Brief:
Count the lines in the data below where the string "costs" occurs, please, and give the number alone.

Records:

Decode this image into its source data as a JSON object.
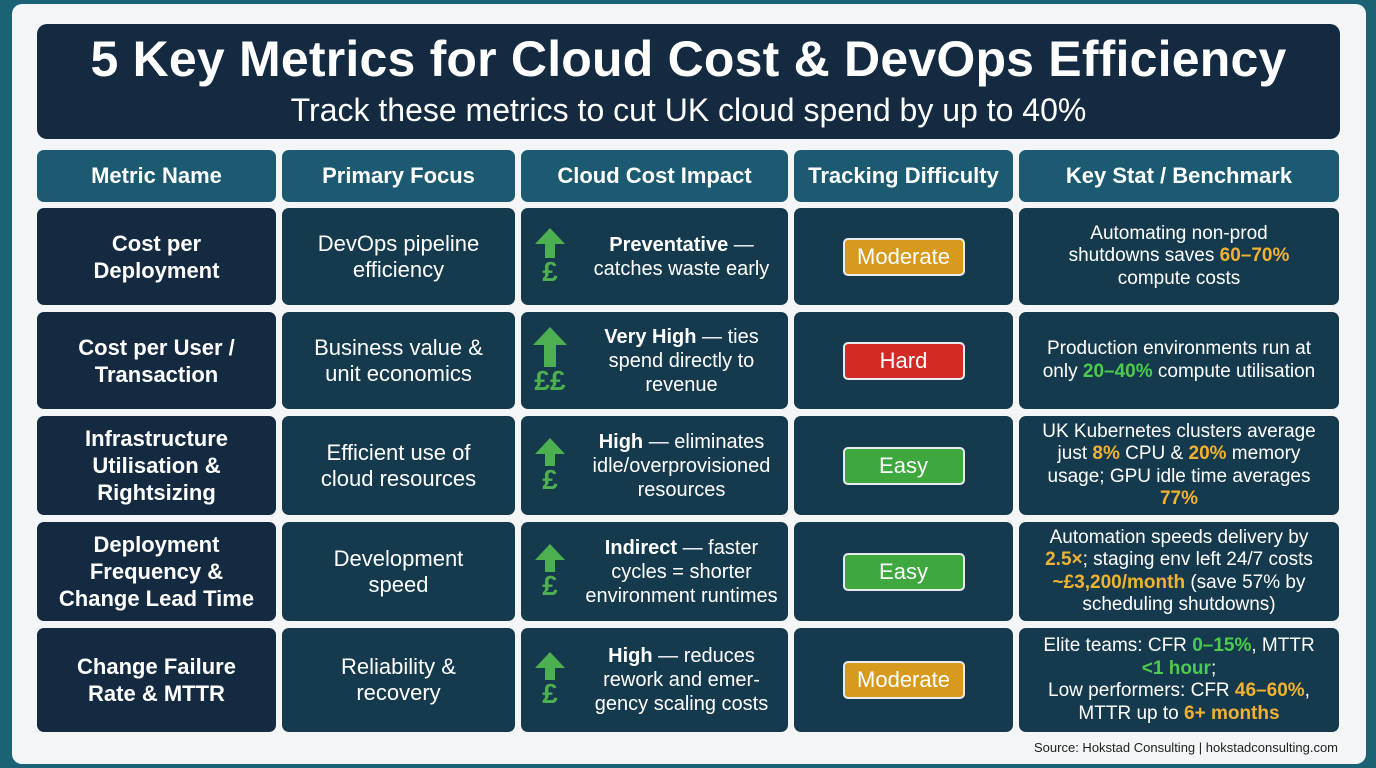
{
  "header": {
    "title": "5 Key Metrics for Cloud Cost & DevOps Efficiency",
    "subtitle": "Track these metrics to cut UK cloud spend by up to 40%"
  },
  "columns": [
    "Metric Name",
    "Primary Focus",
    "Cloud Cost Impact",
    "Tracking Difficulty",
    "Key Stat / Benchmark"
  ],
  "colors": {
    "moderate": "#d89a1c",
    "hard": "#d32a26",
    "easy": "#3ea83e",
    "gold": "#f2b231",
    "green": "#4ccb4c"
  },
  "rows": [
    {
      "metric": "Cost per Deployment",
      "focus": "DevOps pipeline efficiency",
      "impact_icon": "pound-arrow-up-icon",
      "impact_symbol": "£",
      "impact_bold": "Preventative",
      "impact_rest": " — catches waste early",
      "difficulty": "Moderate",
      "stat": {
        "a": "Automating non-prod shutdowns saves ",
        "b": "60–70%",
        "c": " compute costs"
      }
    },
    {
      "metric": "Cost per User / Transaction",
      "focus": "Business value & unit economics",
      "impact_icon": "double-pound-arrow-up-icon",
      "impact_symbol": "££",
      "impact_bold": "Very High",
      "impact_rest": " — ties spend directly to revenue",
      "difficulty": "Hard",
      "stat": {
        "a": "Production environments run at only ",
        "b": "20–40%",
        "c": " compute utilisation"
      }
    },
    {
      "metric": "Infrastructure Utilisation & Rightsizing",
      "focus": "Efficient use of cloud resources",
      "impact_icon": "pound-arrow-up-icon",
      "impact_symbol": "£",
      "impact_bold": "High",
      "impact_rest": " — eliminates idle/overprovisioned resources",
      "difficulty": "Easy",
      "stat": {
        "a": "UK Kubernetes clusters average just ",
        "b": "8%",
        "c": " CPU & ",
        "d": "20%",
        "e": " memory usage; GPU idle time averages ",
        "f": "77%"
      }
    },
    {
      "metric": "Deployment Frequency & Change Lead Time",
      "focus": "Development speed",
      "impact_icon": "pound-arrow-up-icon",
      "impact_symbol": "£",
      "impact_bold": "Indirect",
      "impact_rest": " — faster cycles = shorter environment runtimes",
      "difficulty": "Easy",
      "stat": {
        "a": "Automation speeds delivery by ",
        "b": "2.5×",
        "c": "; staging env left 24/7 costs ",
        "d": "~£3,200/month",
        "e": " (save 57% by scheduling shutdowns)"
      }
    },
    {
      "metric": "Change Failure Rate & MTTR",
      "focus": "Reliability & recovery",
      "impact_icon": "pound-arrow-up-icon",
      "impact_symbol": "£",
      "impact_bold": "High",
      "impact_rest": " — reduces rework and emer-gency scaling costs",
      "difficulty": "Moderate",
      "stat": {
        "a": "Elite teams: CFR ",
        "b": "0–15%",
        "c": ", MTTR ",
        "d": "<1 hour",
        "e": ";",
        "f": "Low performers: CFR ",
        "g": "46–60%",
        "h": ", MTTR up to ",
        "i": "6+ months"
      }
    }
  ],
  "source": "Source: Hokstad Consulting | hokstadconsulting.com"
}
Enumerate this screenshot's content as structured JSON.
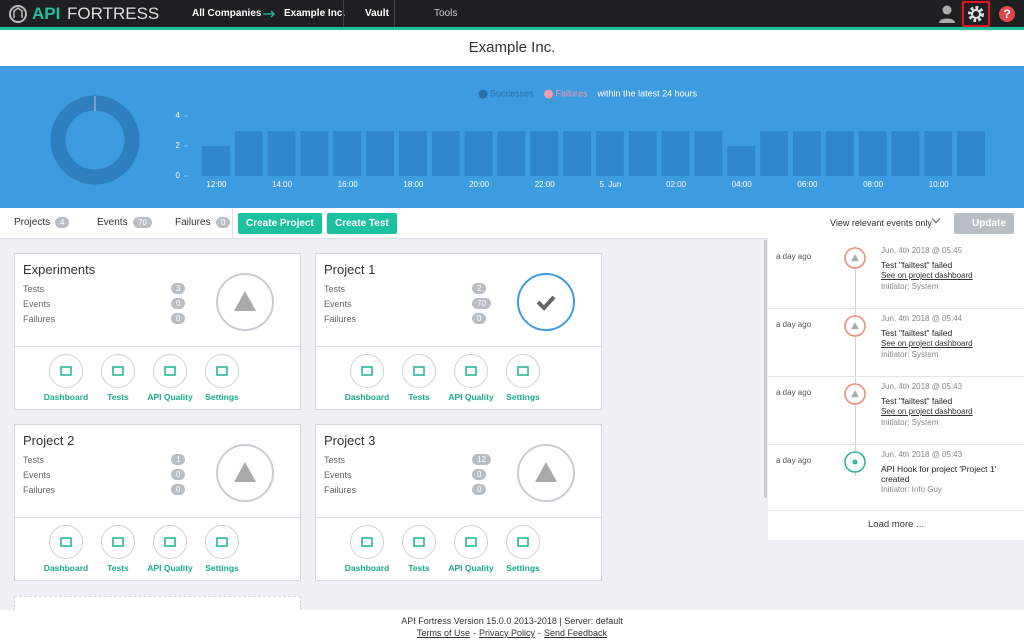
{
  "nav": {
    "logo_a": "API",
    "logo_b": "FORTRESS",
    "items": [
      "All Companies",
      "Example Inc.",
      "Vault",
      "Tools"
    ]
  },
  "page_title": "Example Inc.",
  "chart_data": {
    "type": "bar",
    "legend": [
      {
        "name": "Successes",
        "color": "#2a6fa8"
      },
      {
        "name": "Failures",
        "color": "#f49ab0"
      }
    ],
    "note": "within the latest 24 hours",
    "categories": [
      "12:00",
      null,
      "14:00",
      null,
      "16:00",
      null,
      "18:00",
      null,
      "20:00",
      null,
      "22:00",
      null,
      "5. Jun",
      null,
      "02:00",
      null,
      "04:00",
      null,
      "06:00",
      null,
      "08:00",
      null,
      "10:00",
      null
    ],
    "values": [
      2,
      3,
      3,
      3,
      3,
      3,
      3,
      3,
      3,
      3,
      3,
      3,
      3,
      3,
      3,
      3,
      2,
      3,
      3,
      3,
      3,
      3,
      3,
      3
    ],
    "color": "#2f86cb",
    "ylim": [
      0,
      4
    ],
    "yticks": [
      0,
      2,
      4
    ]
  },
  "toolbar": {
    "counters": [
      {
        "label": "Projects",
        "value": 4
      },
      {
        "label": "Events",
        "value": 70
      },
      {
        "label": "Failures",
        "value": 0
      }
    ],
    "buttons": [
      "Create Project",
      "Create Test"
    ],
    "filter": "View relevant events only",
    "update": "Update"
  },
  "stat_labels": [
    "Tests",
    "Events",
    "Failures"
  ],
  "actions": [
    "Dashboard",
    "Tests",
    "API Quality",
    "Settings"
  ],
  "projects": [
    {
      "name": "Experiments",
      "stats": [
        3,
        0,
        0
      ],
      "status": "warning"
    },
    {
      "name": "Project 1",
      "stats": [
        2,
        70,
        0
      ],
      "status": "ok"
    },
    {
      "name": "Project 2",
      "stats": [
        1,
        0,
        0
      ],
      "status": "warning"
    },
    {
      "name": "Project 3",
      "stats": [
        12,
        0,
        0
      ],
      "status": "warning"
    }
  ],
  "events": [
    {
      "when": "a day ago",
      "date": "Jun, 4th 2018 @ 05:45",
      "title": "Test \"failtest\" failed",
      "link": "See on project dashboard",
      "initiator": "Initiator: System",
      "kind": "warning"
    },
    {
      "when": "a day ago",
      "date": "Jun, 4th 2018 @ 05:44",
      "title": "Test \"failtest\" failed",
      "link": "See on project dashboard",
      "initiator": "Initiator: System",
      "kind": "warning"
    },
    {
      "when": "a day ago",
      "date": "Jun, 4th 2018 @ 05:43",
      "title": "Test \"failtest\" failed",
      "link": "See on project dashboard",
      "initiator": "Initiator: System",
      "kind": "warning"
    },
    {
      "when": "a day ago",
      "date": "Jun, 4th 2018 @ 05:43",
      "title": "API Hook for project 'Project 1' created",
      "initiator": "Initiator: Info Guy",
      "kind": "hook"
    }
  ],
  "load_more": "Load more ...",
  "footer": {
    "version": "API Fortress Version 15.0.0 2013-2018 | Server: default",
    "links": [
      "Terms of Use",
      "Privacy Policy",
      "Send Feedback"
    ],
    "separator": "-"
  }
}
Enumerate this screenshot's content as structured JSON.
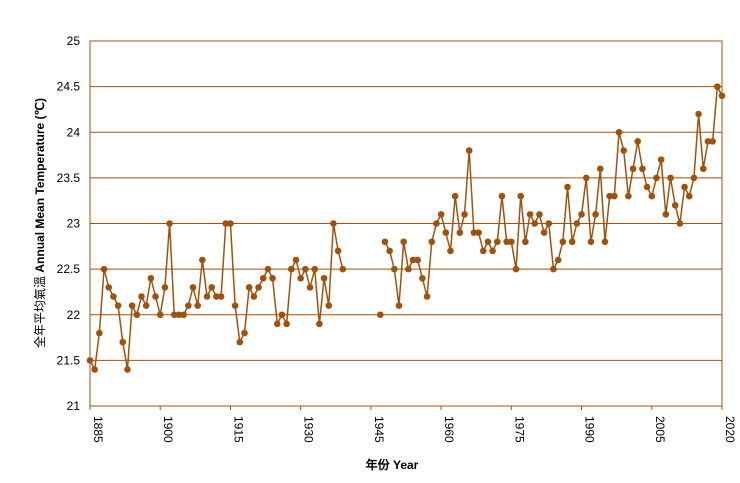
{
  "chart_data": {
    "type": "line",
    "title": "",
    "xlabel": "年份 Year",
    "ylabel": "全年平均氣溫 (℃)",
    "ylabel_en": "Annual Mean Temperature (℃)",
    "xlim": [
      1885,
      2020
    ],
    "ylim": [
      21,
      25
    ],
    "x_ticks": [
      1885,
      1900,
      1915,
      1930,
      1945,
      1960,
      1975,
      1990,
      2005,
      2020
    ],
    "y_ticks": [
      21,
      21.5,
      22,
      22.5,
      23,
      23.5,
      24,
      24.5,
      25
    ],
    "grid": "horizontal",
    "color": "#a0520d",
    "series": [
      {
        "segments": [
          [
            [
              1885,
              21.5
            ],
            [
              1886,
              21.4
            ],
            [
              1887,
              21.8
            ],
            [
              1888,
              22.5
            ],
            [
              1889,
              22.3
            ],
            [
              1890,
              22.2
            ],
            [
              1891,
              22.1
            ],
            [
              1892,
              21.7
            ],
            [
              1893,
              21.4
            ],
            [
              1894,
              22.1
            ],
            [
              1895,
              22.0
            ],
            [
              1896,
              22.2
            ],
            [
              1897,
              22.1
            ],
            [
              1898,
              22.4
            ],
            [
              1899,
              22.2
            ],
            [
              1900,
              22.0
            ],
            [
              1901,
              22.3
            ],
            [
              1902,
              23.0
            ],
            [
              1903,
              22.0
            ],
            [
              1904,
              22.0
            ],
            [
              1905,
              22.0
            ],
            [
              1906,
              22.1
            ],
            [
              1907,
              22.3
            ],
            [
              1908,
              22.1
            ],
            [
              1909,
              22.6
            ],
            [
              1910,
              22.2
            ],
            [
              1911,
              22.3
            ],
            [
              1912,
              22.2
            ],
            [
              1913,
              22.2
            ],
            [
              1914,
              23.0
            ],
            [
              1915,
              23.0
            ],
            [
              1916,
              22.1
            ],
            [
              1917,
              21.7
            ],
            [
              1918,
              21.8
            ],
            [
              1919,
              22.3
            ],
            [
              1920,
              22.2
            ],
            [
              1921,
              22.3
            ],
            [
              1922,
              22.4
            ],
            [
              1923,
              22.5
            ],
            [
              1924,
              22.4
            ],
            [
              1925,
              21.9
            ],
            [
              1926,
              22.0
            ],
            [
              1927,
              21.9
            ],
            [
              1928,
              22.5
            ],
            [
              1929,
              22.6
            ],
            [
              1930,
              22.4
            ],
            [
              1931,
              22.5
            ],
            [
              1932,
              22.3
            ],
            [
              1933,
              22.5
            ],
            [
              1934,
              21.9
            ],
            [
              1935,
              22.4
            ],
            [
              1936,
              22.1
            ],
            [
              1937,
              23.0
            ],
            [
              1938,
              22.7
            ],
            [
              1939,
              22.5
            ]
          ],
          [
            [
              1947,
              22.0
            ]
          ],
          [
            [
              1948,
              22.8
            ],
            [
              1949,
              22.7
            ],
            [
              1950,
              22.5
            ],
            [
              1951,
              22.1
            ],
            [
              1952,
              22.8
            ],
            [
              1953,
              22.5
            ],
            [
              1954,
              22.6
            ],
            [
              1955,
              22.6
            ],
            [
              1956,
              22.4
            ],
            [
              1957,
              22.2
            ],
            [
              1958,
              22.8
            ],
            [
              1959,
              23.0
            ],
            [
              1960,
              23.1
            ],
            [
              1961,
              22.9
            ],
            [
              1962,
              22.7
            ],
            [
              1963,
              23.3
            ],
            [
              1964,
              22.9
            ],
            [
              1965,
              23.1
            ],
            [
              1966,
              23.8
            ],
            [
              1967,
              22.9
            ],
            [
              1968,
              22.9
            ],
            [
              1969,
              22.7
            ],
            [
              1970,
              22.8
            ],
            [
              1971,
              22.7
            ],
            [
              1972,
              22.8
            ],
            [
              1973,
              23.3
            ],
            [
              1974,
              22.8
            ],
            [
              1975,
              22.8
            ],
            [
              1976,
              22.5
            ],
            [
              1977,
              23.3
            ],
            [
              1978,
              22.8
            ],
            [
              1979,
              23.1
            ],
            [
              1980,
              23.0
            ],
            [
              1981,
              23.1
            ],
            [
              1982,
              22.9
            ],
            [
              1983,
              23.0
            ],
            [
              1984,
              22.5
            ],
            [
              1985,
              22.6
            ],
            [
              1986,
              22.8
            ],
            [
              1987,
              23.4
            ],
            [
              1988,
              22.8
            ],
            [
              1989,
              23.0
            ],
            [
              1990,
              23.1
            ],
            [
              1991,
              23.5
            ],
            [
              1992,
              22.8
            ],
            [
              1993,
              23.1
            ],
            [
              1994,
              23.6
            ],
            [
              1995,
              22.8
            ],
            [
              1996,
              23.3
            ],
            [
              1997,
              23.3
            ],
            [
              1998,
              24.0
            ],
            [
              1999,
              23.8
            ],
            [
              2000,
              23.3
            ],
            [
              2001,
              23.6
            ],
            [
              2002,
              23.9
            ],
            [
              2003,
              23.6
            ],
            [
              2004,
              23.4
            ],
            [
              2005,
              23.3
            ],
            [
              2006,
              23.5
            ],
            [
              2007,
              23.7
            ],
            [
              2008,
              23.1
            ],
            [
              2009,
              23.5
            ],
            [
              2010,
              23.2
            ],
            [
              2011,
              23.0
            ],
            [
              2012,
              23.4
            ],
            [
              2013,
              23.3
            ],
            [
              2014,
              23.5
            ],
            [
              2015,
              24.2
            ],
            [
              2016,
              23.6
            ],
            [
              2017,
              23.9
            ],
            [
              2018,
              23.9
            ],
            [
              2019,
              24.5
            ],
            [
              2020,
              24.4
            ]
          ]
        ]
      }
    ]
  }
}
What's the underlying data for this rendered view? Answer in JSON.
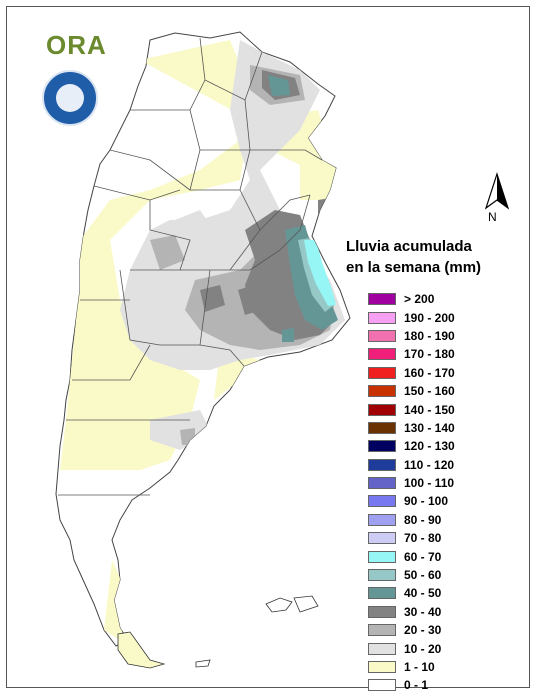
{
  "logo": {
    "text": "ORA"
  },
  "north_arrow": {
    "label": "N"
  },
  "legend": {
    "title_line1": "Lluvia acumulada",
    "title_line2": "en la semana (mm)",
    "items": [
      {
        "label": "> 200",
        "color": "#a000a0"
      },
      {
        "label": "190 - 200",
        "color": "#f5a0f0"
      },
      {
        "label": "180 - 190",
        "color": "#f070b0"
      },
      {
        "label": "170 - 180",
        "color": "#f0207a"
      },
      {
        "label": "160 - 170",
        "color": "#f02020"
      },
      {
        "label": "150 - 160",
        "color": "#c83200"
      },
      {
        "label": "140 - 150",
        "color": "#a00000"
      },
      {
        "label": "130 - 140",
        "color": "#6a3200"
      },
      {
        "label": "120 - 130",
        "color": "#000060"
      },
      {
        "label": "110 - 120",
        "color": "#1e3c9a"
      },
      {
        "label": "100 - 110",
        "color": "#6464c8"
      },
      {
        "label": "90 - 100",
        "color": "#7878f0"
      },
      {
        "label": "80 - 90",
        "color": "#a0a0f0"
      },
      {
        "label": "70 - 80",
        "color": "#ccccf5"
      },
      {
        "label": "60 - 70",
        "color": "#96f5f5"
      },
      {
        "label": "50 - 60",
        "color": "#96c8c8"
      },
      {
        "label": "40 - 50",
        "color": "#649696"
      },
      {
        "label": "30 - 40",
        "color": "#828282"
      },
      {
        "label": "20 - 30",
        "color": "#b4b4b4"
      },
      {
        "label": "10 - 20",
        "color": "#e1e1e1"
      },
      {
        "label": "1 - 10",
        "color": "#fafac8"
      },
      {
        "label": "0 - 1",
        "color": "#ffffff"
      }
    ]
  }
}
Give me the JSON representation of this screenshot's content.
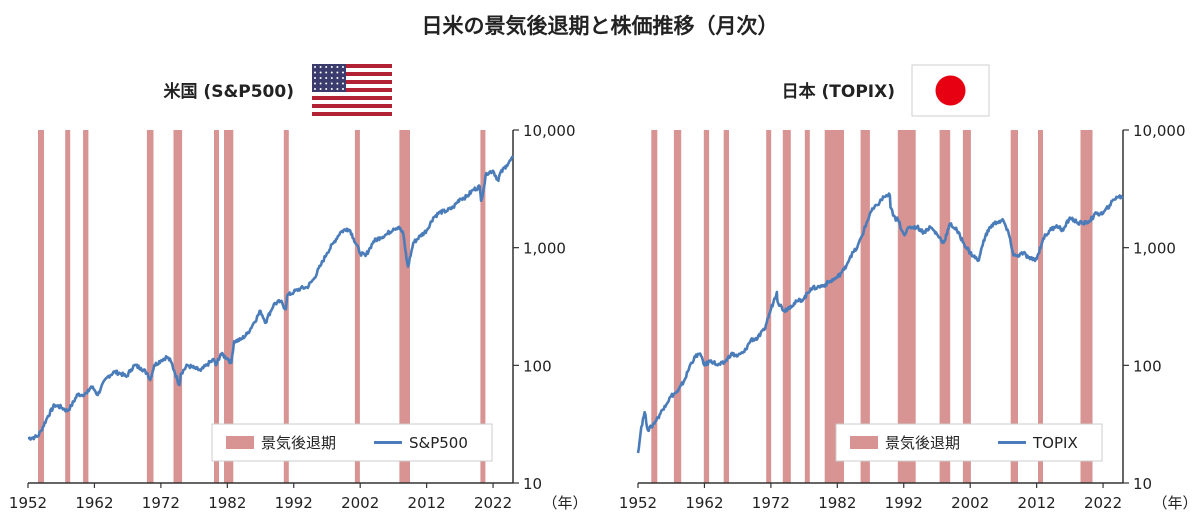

Exercise response:
3